┌──

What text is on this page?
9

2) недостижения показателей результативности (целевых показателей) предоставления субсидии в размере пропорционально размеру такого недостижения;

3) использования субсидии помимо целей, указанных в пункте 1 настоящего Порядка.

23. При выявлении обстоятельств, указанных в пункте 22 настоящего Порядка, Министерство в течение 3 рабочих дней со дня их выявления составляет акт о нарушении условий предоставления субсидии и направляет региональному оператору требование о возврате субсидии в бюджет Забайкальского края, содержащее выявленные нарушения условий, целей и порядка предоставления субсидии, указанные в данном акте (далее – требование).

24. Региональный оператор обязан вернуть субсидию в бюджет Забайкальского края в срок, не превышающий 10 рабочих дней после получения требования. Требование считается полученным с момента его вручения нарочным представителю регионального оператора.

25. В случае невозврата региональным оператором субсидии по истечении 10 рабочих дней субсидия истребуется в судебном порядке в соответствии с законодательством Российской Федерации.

└──

■ Short exercise: Output each record exactly, leaving nothing out.

■ Result of this task:
What text is on this page?
9

2) недостижения показателей результативности (целевых показателей) предоставления субсидии в размере пропорционально размеру такого недостижения;

3) использования субсидии помимо целей, указанных в пункте 1 настоящего Порядка.

23. При выявлении обстоятельств, указанных в пункте 22 настоящего Порядка, Министерство в течение 3 рабочих дней со дня их выявления составляет акт о нарушении условий предоставления субсидии и направляет региональному оператору требование о возврате субсидии в бюджет Забайкальского края, содержащее выявленные нарушения условий, целей и порядка предоставления субсидии, указанные в данном акте (далее – требование).

24. Региональный оператор обязан вернуть субсидию в бюджет Забайкальского края в срок, не превышающий 10 рабочих дней после получения требования. Требование считается полученным с момента его вручения нарочным представителю регионального оператора.

25. В случае невозврата региональным оператором субсидии по истечении 10 рабочих дней субсидия истребуется в судебном порядке в соответствии с законодательством Российской Федерации.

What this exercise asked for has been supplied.